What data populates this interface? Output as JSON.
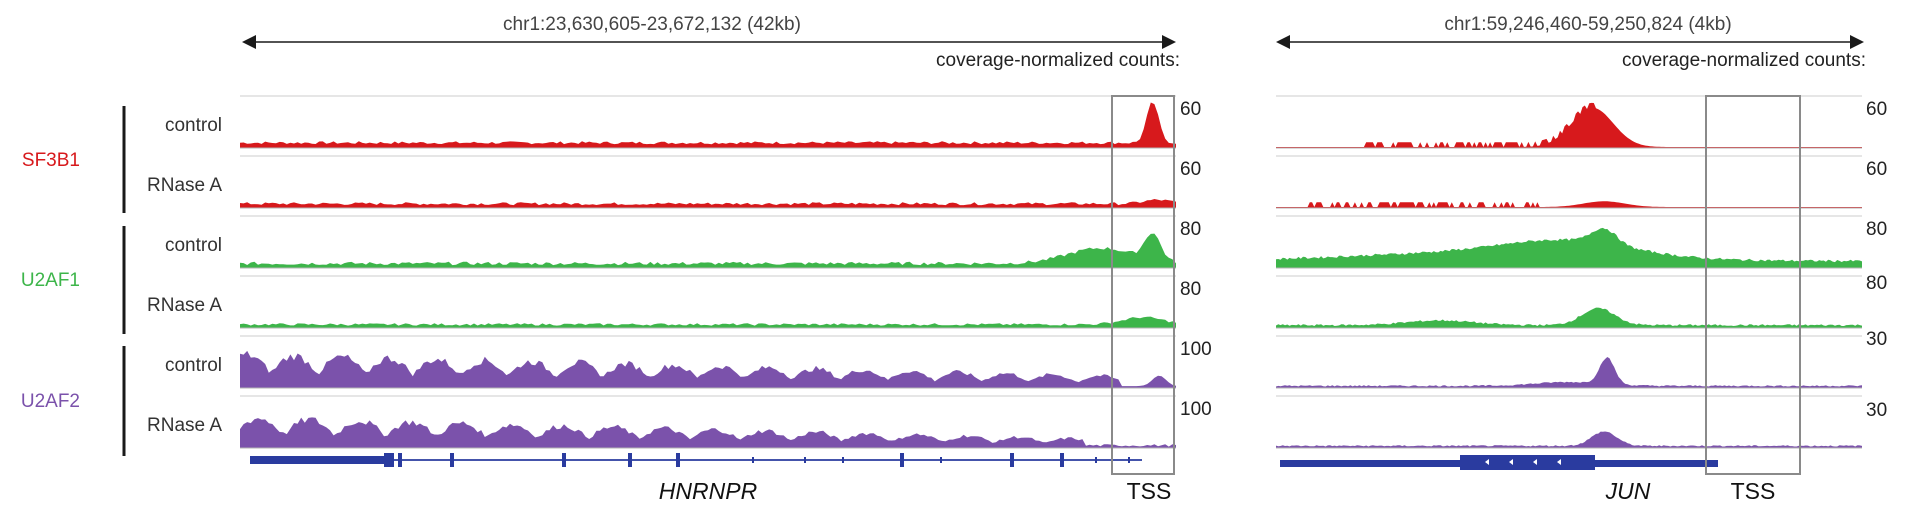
{
  "colors": {
    "sf3b1": "#d7191c",
    "u2af1": "#3db54a",
    "u2af2": "#7b52ab",
    "gene": "#2a3b9f",
    "axis": "#1a1a1a",
    "baseline": "#b3b3b3",
    "box": "#8a8a8a",
    "text": "#333333"
  },
  "groups": [
    {
      "name": "SF3B1",
      "color_key": "sf3b1",
      "conditions": [
        "control",
        "RNase A"
      ]
    },
    {
      "name": "U2AF1",
      "color_key": "u2af1",
      "conditions": [
        "control",
        "RNase A"
      ]
    },
    {
      "name": "U2AF2",
      "color_key": "u2af2",
      "conditions": [
        "control",
        "RNase A"
      ]
    }
  ],
  "panels": [
    {
      "locus": "chr1:23,630,605-23,672,132 (42kb)",
      "coverage_label": "coverage-normalized counts:",
      "scales": [
        "60",
        "60",
        "80",
        "80",
        "100",
        "100"
      ],
      "gene": "HNRNPR",
      "tss_label": "TSS",
      "strand": "minus"
    },
    {
      "locus": "chr1:59,246,460-59,250,824 (4kb)",
      "coverage_label": "coverage-normalized counts:",
      "scales": [
        "60",
        "60",
        "80",
        "80",
        "30",
        "30"
      ],
      "gene": "JUN",
      "tss_label": "TSS",
      "strand": "minus"
    }
  ]
}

#### Set exercise
Omit the pictures, then quote the rest of the material above exactly.

#### Exercise output
What data populates this interface? Output as JSON.
{
  "colors": {
    "sf3b1": "#d7191c",
    "u2af1": "#3db54a",
    "u2af2": "#7b52ab",
    "gene": "#2a3b9f",
    "axis": "#1a1a1a",
    "baseline": "#b3b3b3",
    "box": "#8a8a8a",
    "text": "#333333"
  },
  "groups": [
    {
      "name": "SF3B1",
      "color_key": "sf3b1",
      "conditions": [
        "control",
        "RNase A"
      ]
    },
    {
      "name": "U2AF1",
      "color_key": "u2af1",
      "conditions": [
        "control",
        "RNase A"
      ]
    },
    {
      "name": "U2AF2",
      "color_key": "u2af2",
      "conditions": [
        "control",
        "RNase A"
      ]
    }
  ],
  "panels": [
    {
      "locus": "chr1:23,630,605-23,672,132 (42kb)",
      "coverage_label": "coverage-normalized counts:",
      "scales": [
        "60",
        "60",
        "80",
        "80",
        "100",
        "100"
      ],
      "gene": "HNRNPR",
      "tss_label": "TSS",
      "strand": "minus"
    },
    {
      "locus": "chr1:59,246,460-59,250,824 (4kb)",
      "coverage_label": "coverage-normalized counts:",
      "scales": [
        "60",
        "60",
        "80",
        "80",
        "30",
        "30"
      ],
      "gene": "JUN",
      "tss_label": "TSS",
      "strand": "minus"
    }
  ]
}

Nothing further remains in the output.